◆ Exercise instructions ◆
Copy exactly the run of lines that begins at the line with "What's the underlying" and ends at the final line of the entries.

◆ Records for this task ◆
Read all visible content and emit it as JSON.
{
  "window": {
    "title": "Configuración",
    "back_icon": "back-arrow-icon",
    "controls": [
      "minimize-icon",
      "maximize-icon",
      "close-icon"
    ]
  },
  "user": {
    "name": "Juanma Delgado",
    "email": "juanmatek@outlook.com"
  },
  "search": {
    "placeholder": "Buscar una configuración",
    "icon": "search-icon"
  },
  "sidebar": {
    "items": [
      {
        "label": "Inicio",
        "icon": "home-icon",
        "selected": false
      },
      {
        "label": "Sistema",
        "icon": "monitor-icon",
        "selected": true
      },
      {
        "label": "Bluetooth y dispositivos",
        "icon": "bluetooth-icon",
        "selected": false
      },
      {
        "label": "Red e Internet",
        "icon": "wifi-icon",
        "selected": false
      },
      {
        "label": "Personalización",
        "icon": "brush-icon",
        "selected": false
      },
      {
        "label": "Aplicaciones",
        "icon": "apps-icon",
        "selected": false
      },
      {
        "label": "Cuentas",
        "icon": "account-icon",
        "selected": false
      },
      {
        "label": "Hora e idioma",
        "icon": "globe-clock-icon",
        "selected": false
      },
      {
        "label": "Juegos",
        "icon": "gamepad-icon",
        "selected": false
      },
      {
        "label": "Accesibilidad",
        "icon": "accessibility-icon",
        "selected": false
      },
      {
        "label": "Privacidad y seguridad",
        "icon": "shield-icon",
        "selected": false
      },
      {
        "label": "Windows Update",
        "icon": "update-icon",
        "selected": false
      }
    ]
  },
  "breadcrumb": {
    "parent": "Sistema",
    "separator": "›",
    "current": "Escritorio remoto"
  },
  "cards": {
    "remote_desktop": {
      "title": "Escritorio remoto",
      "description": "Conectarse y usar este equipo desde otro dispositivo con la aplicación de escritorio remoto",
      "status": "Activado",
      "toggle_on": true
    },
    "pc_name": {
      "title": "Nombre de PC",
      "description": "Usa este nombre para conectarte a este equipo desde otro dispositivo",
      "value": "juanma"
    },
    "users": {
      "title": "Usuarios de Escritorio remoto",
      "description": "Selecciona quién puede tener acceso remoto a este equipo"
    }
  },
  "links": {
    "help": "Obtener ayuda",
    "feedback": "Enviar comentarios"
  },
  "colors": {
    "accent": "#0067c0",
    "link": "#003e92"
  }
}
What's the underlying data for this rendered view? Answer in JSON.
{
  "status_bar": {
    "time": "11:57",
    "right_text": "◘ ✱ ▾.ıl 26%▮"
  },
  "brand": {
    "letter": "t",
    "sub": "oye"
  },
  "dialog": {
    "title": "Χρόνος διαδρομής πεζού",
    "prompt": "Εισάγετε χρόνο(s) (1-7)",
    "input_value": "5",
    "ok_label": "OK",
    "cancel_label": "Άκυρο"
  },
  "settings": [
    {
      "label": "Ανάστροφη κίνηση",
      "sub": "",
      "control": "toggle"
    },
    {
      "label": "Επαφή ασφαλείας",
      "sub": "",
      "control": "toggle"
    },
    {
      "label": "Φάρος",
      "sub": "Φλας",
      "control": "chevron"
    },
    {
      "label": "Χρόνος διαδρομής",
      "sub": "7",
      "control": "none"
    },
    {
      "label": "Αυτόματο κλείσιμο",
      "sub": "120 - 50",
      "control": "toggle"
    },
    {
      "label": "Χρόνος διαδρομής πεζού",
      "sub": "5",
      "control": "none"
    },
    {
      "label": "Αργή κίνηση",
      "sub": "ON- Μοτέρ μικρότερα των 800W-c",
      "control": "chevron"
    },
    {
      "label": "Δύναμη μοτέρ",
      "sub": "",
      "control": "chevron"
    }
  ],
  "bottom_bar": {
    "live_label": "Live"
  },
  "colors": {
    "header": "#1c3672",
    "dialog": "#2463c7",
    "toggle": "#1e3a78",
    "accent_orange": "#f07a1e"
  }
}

◆ Response to this task ◆
What's the underlying data for this rendered view? Answer in JSON.
{
  "status_bar": {
    "time": "11:57",
    "right_text": "◘ ✱ ▾.ıl 26%▮"
  },
  "brand": {
    "letter": "t",
    "sub": "oye"
  },
  "dialog": {
    "title": "Χρόνος διαδρομής πεζού",
    "prompt": "Εισάγετε χρόνο(s) (1-7)",
    "input_value": "5",
    "ok_label": "OK",
    "cancel_label": "Άκυρο"
  },
  "settings": [
    {
      "label": "Ανάστροφη κίνηση",
      "sub": "",
      "control": "toggle"
    },
    {
      "label": "Επαφή ασφαλείας",
      "sub": "",
      "control": "toggle"
    },
    {
      "label": "Φάρος",
      "sub": "Φλας",
      "control": "chevron"
    },
    {
      "label": "Χρόνος διαδρομής",
      "sub": "7",
      "control": "none"
    },
    {
      "label": "Αυτόματο κλείσιμο",
      "sub": "120 - 50",
      "control": "toggle"
    },
    {
      "label": "Χρόνος διαδρομής πεζού",
      "sub": "5",
      "control": "none"
    },
    {
      "label": "Αργή κίνηση",
      "sub": "ON- Μοτέρ μικρότερα των 800W-c",
      "control": "chevron"
    },
    {
      "label": "Δύναμη μοτέρ",
      "sub": "",
      "control": "chevron"
    }
  ],
  "bottom_bar": {
    "live_label": "Live"
  },
  "colors": {
    "header": "#1c3672",
    "dialog": "#2463c7",
    "toggle": "#1e3a78",
    "accent_orange": "#f07a1e"
  }
}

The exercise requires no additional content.